→ **What is needed**
For the entries that follow, state how many lines include the word "ville", giving the number and nothing else.

%%

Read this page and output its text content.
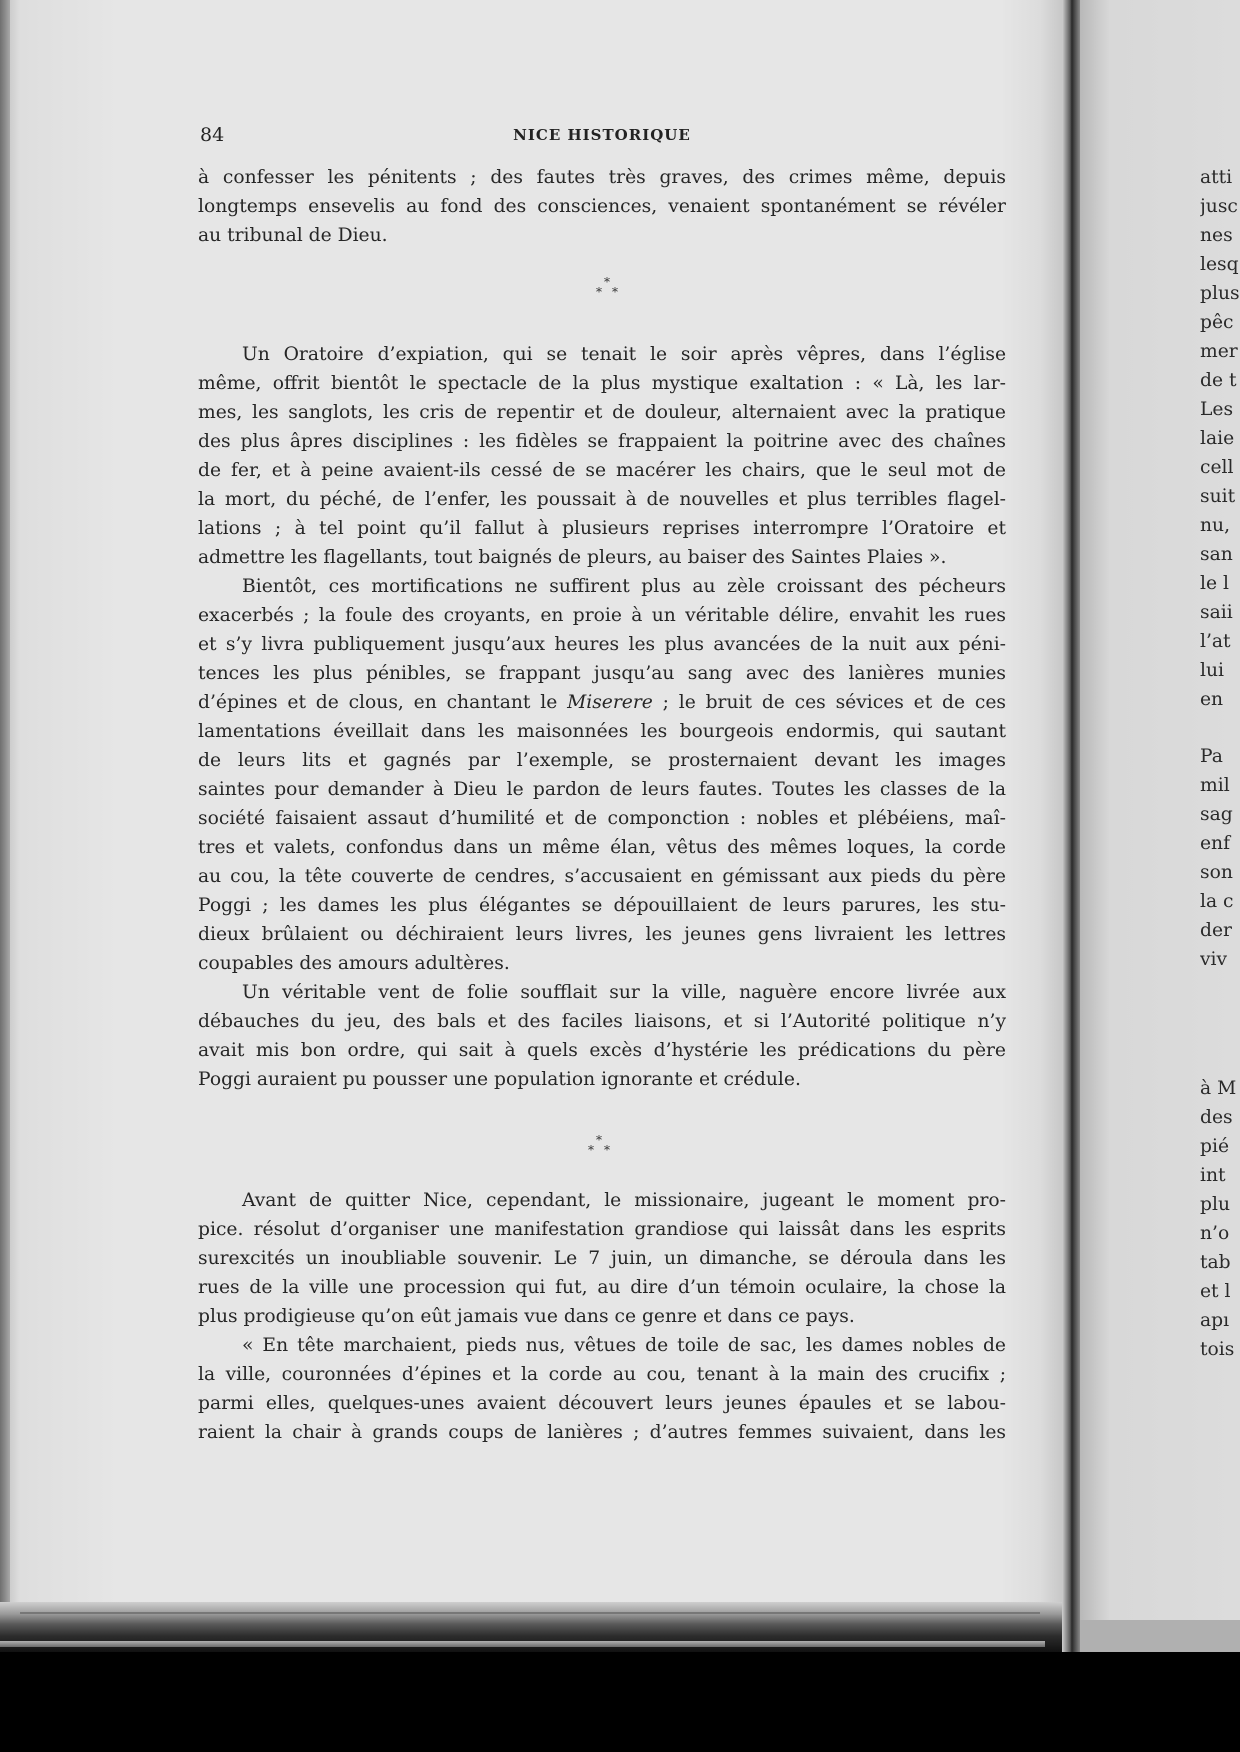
84	NICE HISTORIQUE

à confesser les pénitents ; des fautes très graves, des crimes même, depuis
longtemps ensevelis au fond des consciences, venaient spontanément se révéler
au tribunal de Dieu.

*
* *

Un Oratoire d’expiation, qui se tenait le soir après vêpres, dans l’église
même, offrit bientôt le spectacle de la plus mystique exaltation : « Là, les lar-
mes, les sanglots, les cris de repentir et de douleur, alternaient avec la pratique
des plus âpres disciplines : les fidèles se frappaient la poitrine avec des chaînes
de fer, et à peine avaient-ils cessé de se macérer les chairs, que le seul mot de
la mort, du péché, de l’enfer, les poussait à de nouvelles et plus terribles flagel-
lations ; à tel point qu’il fallut à plusieurs reprises interrompre l’Oratoire et
admettre les flagellants, tout baignés de pleurs, au baiser des Saintes Plaies ».

Bientôt, ces mortifications ne suffirent plus au zèle croissant des pécheurs
exacerbés ; la foule des croyants, en proie à un véritable délire, envahit les rues
et s’y livra publiquement jusqu’aux heures les plus avancées de la nuit aux péni-
tences les plus pénibles, se frappant jusqu’au sang avec des lanières munies
d’épines et de clous, en chantant le Miserere ; le bruit de ces sévices et de ces
lamentations éveillait dans les maisonnées les bourgeois endormis, qui sautant
de leurs lits et gagnés par l’exemple, se prosternaient devant les images
saintes pour demander à Dieu le pardon de leurs fautes. Toutes les classes de la
société faisaient assaut d’humilité et de componction : nobles et plébéiens, maî-
tres et valets, confondus dans un même élan, vêtus des mêmes loques, la corde
au cou, la tête couverte de cendres, s’accusaient en gémissant aux pieds du père
Poggi ; les dames les plus élégantes se dépouillaient de leurs parures, les stu-
dieux brûlaient ou déchiraient leurs livres, les jeunes gens livraient les lettres
coupables des amours adultères.

Un véritable vent de folie soufflait sur la ville, naguère encore livrée aux
débauches du jeu, des bals et des faciles liaisons, et si l’Autorité politique n’y
avait mis bon ordre, qui sait à quels excès d’hystérie les prédications du père
Poggi auraient pu pousser une population ignorante et crédule.

*
* *

Avant de quitter Nice, cependant, le missionaire, jugeant le moment pro-
pice. résolut d’organiser une manifestation grandiose qui laissât dans les esprits
surexcités un inoubliable souvenir. Le 7 juin, un dimanche, se déroula dans les
rues de la ville une procession qui fut, au dire d’un témoin oculaire, la chose la
plus prodigieuse qu’on eût jamais vue dans ce genre et dans ce pays.

« En tête marchaient, pieds nus, vêtues de toile de sac, les dames nobles de
la ville, couronnées d’épines et la corde au cou, tenant à la main des crucifix ;
parmi elles, quelques-unes avaient découvert leurs jeunes épaules et se labou-
raient la chair à grands coups de lanières ; d’autres femmes suivaient, dans les

atti
jusc
nes
lesq
plus
pêc
mer
de t
Les
laie
cell
suit
nu,
san
le l
saii
l’at
lui
en
Pa
mil
sag
enf
son
la c
der
viv
à M
des
pié
int
plu
n’o
tab
et l
apı
tois
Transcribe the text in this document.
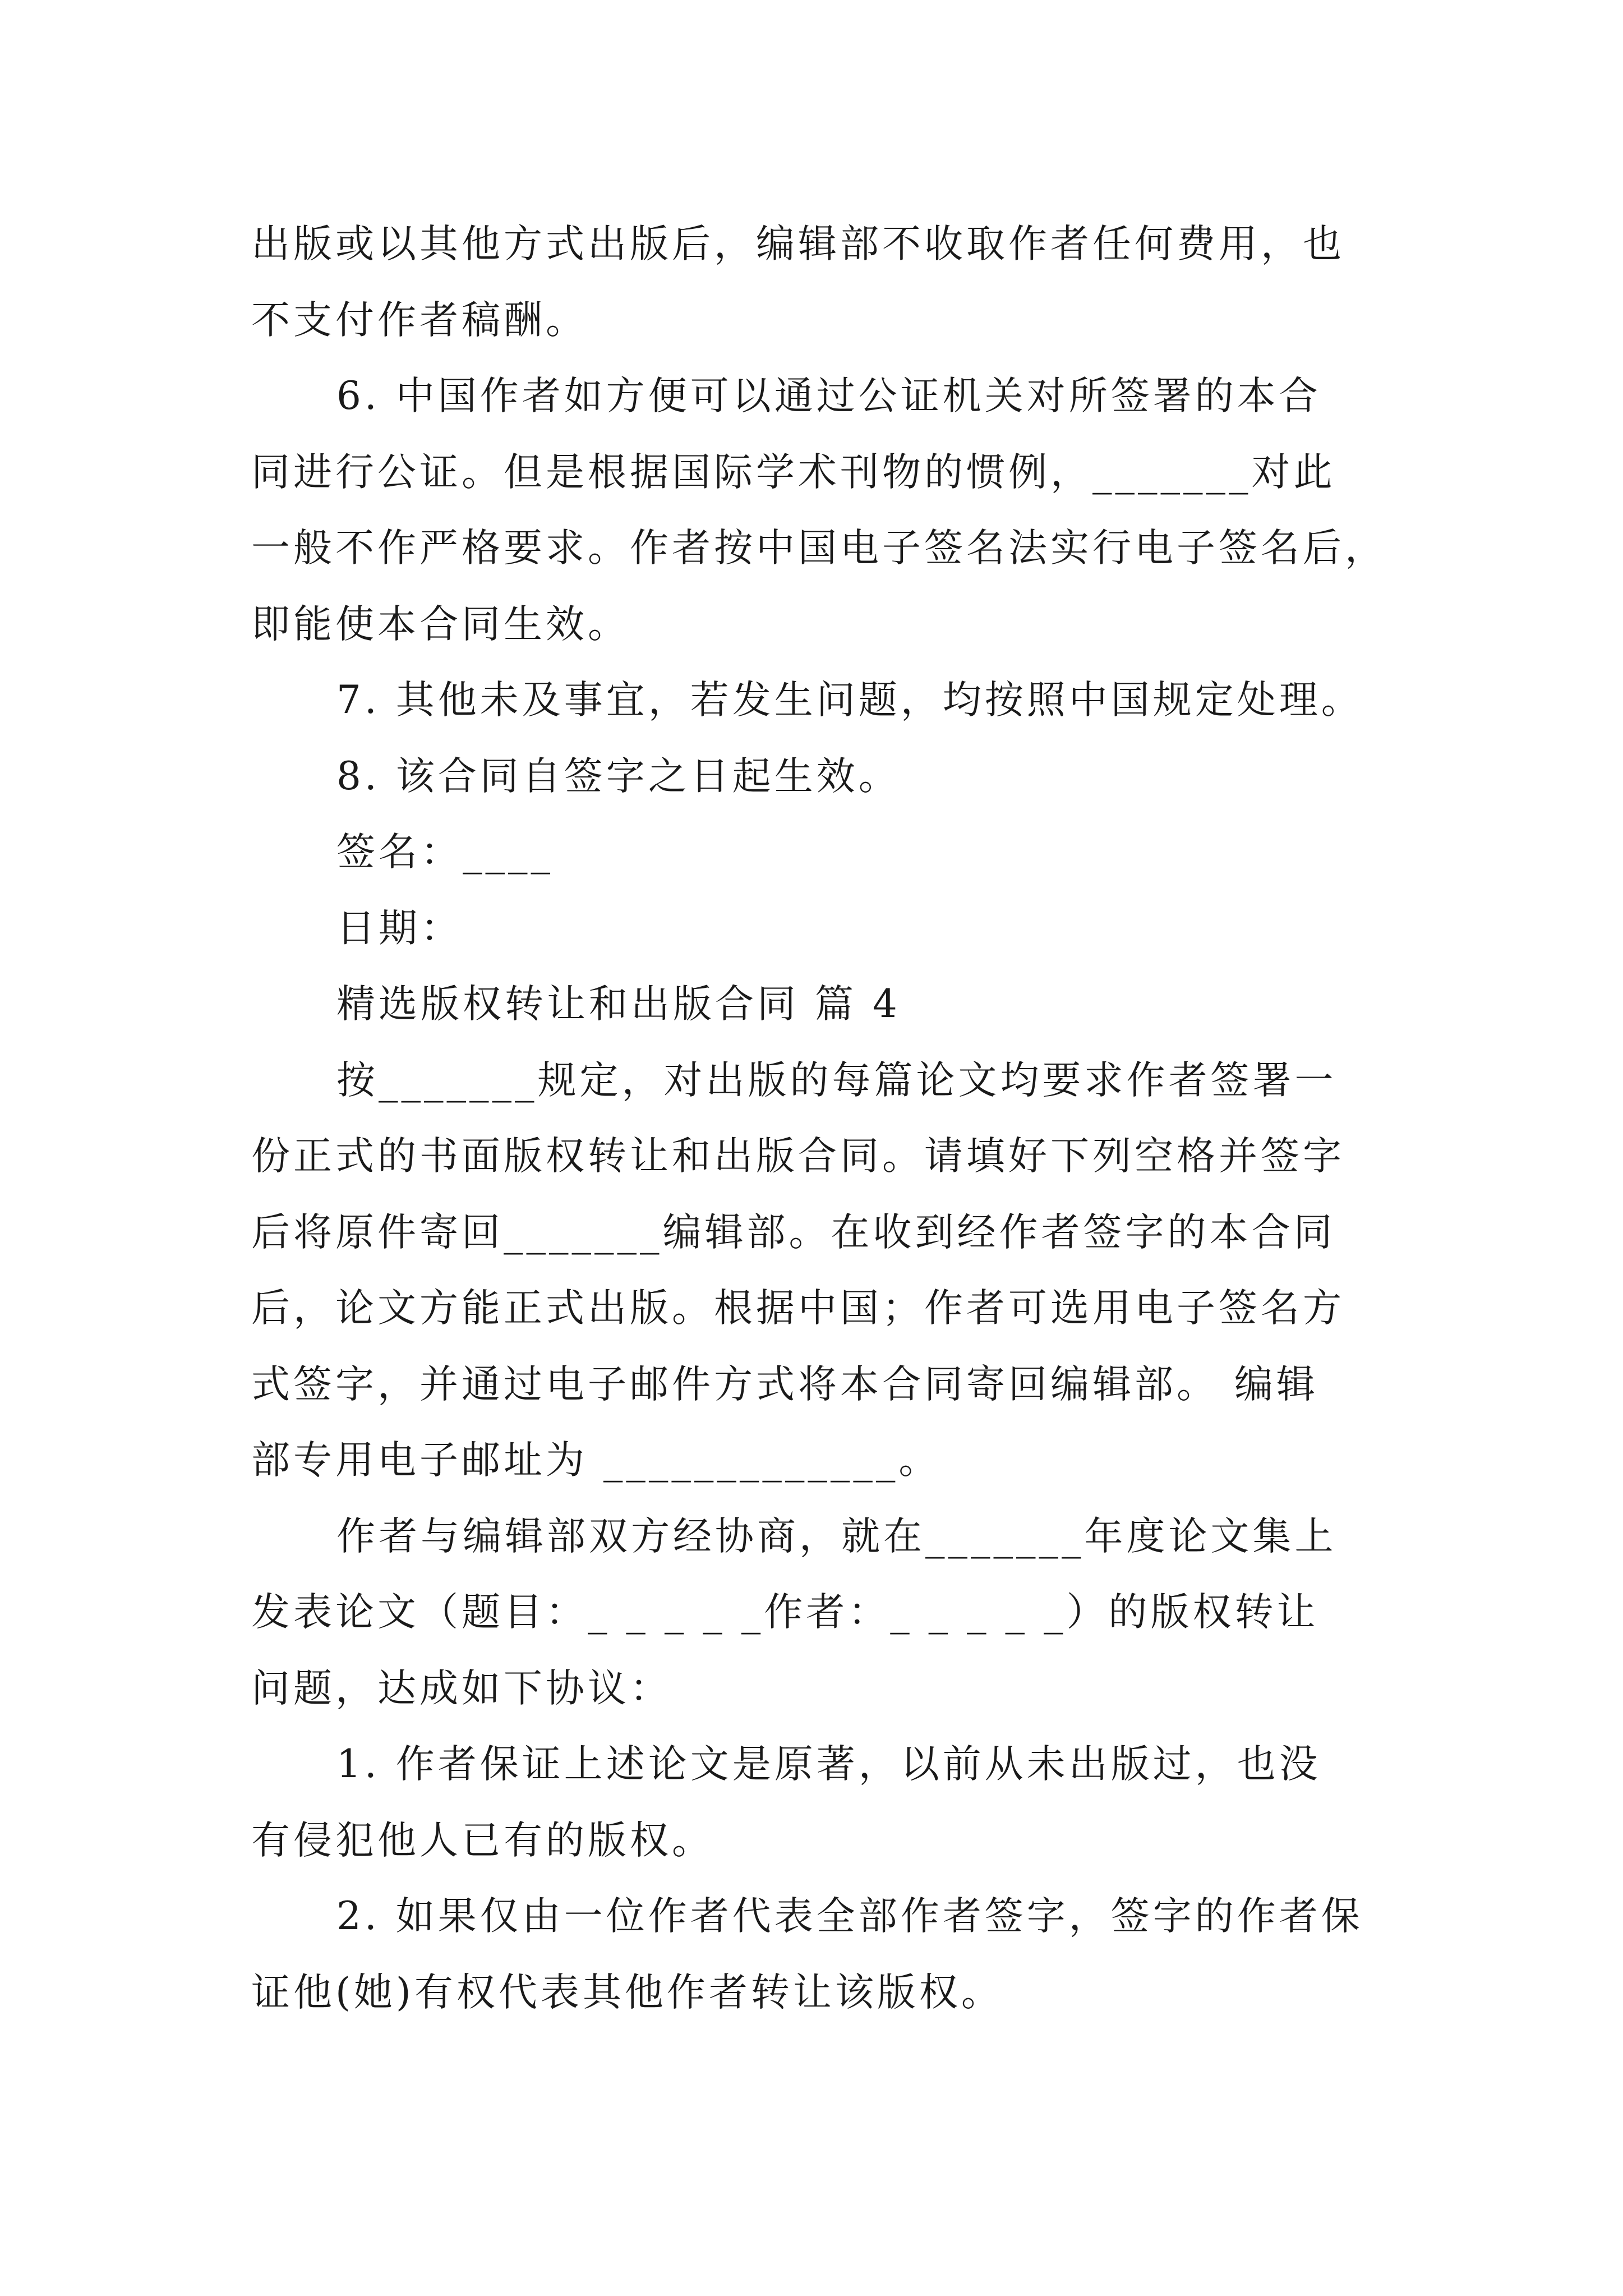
出版或以其他方式出版后，编辑部不收取作者任何费用，也
不支付作者稿酬。
6. 中国作者如方便可以通过公证机关对所签署的本合
同进行公证。但是根据国际学术刊物的惯例，_______对此
一般不作严格要求。作者按中国电子签名法实行电子签名后，
即能使本合同生效。
7. 其他未及事宜，若发生问题，均按照中国规定处理。
8. 该合同自签字之日起生效。
签名：____
日期：
精选版权转让和出版合同 篇 4
按_______规定，对出版的每篇论文均要求作者签署一
份正式的书面版权转让和出版合同。请填好下列空格并签字
后将原件寄回_______编辑部。在收到经作者签字的本合同
后，论文方能正式出版。根据中国；作者可选用电子签名方
式签字，并通过电子邮件方式将本合同寄回编辑部。 编辑
部专用电子邮址为 _____________。
作者与编辑部双方经协商，就在_______年度论文集上
发表论文（题目：_ _ _ _ _作者：_ _ _ _ _）的版权转让
问题，达成如下协议：
1. 作者保证上述论文是原著，以前从未出版过，也没
有侵犯他人已有的版权。
2. 如果仅由一位作者代表全部作者签字，签字的作者保
证他(她)有权代表其他作者转让该版权。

%%

→ **Answer to the task**
3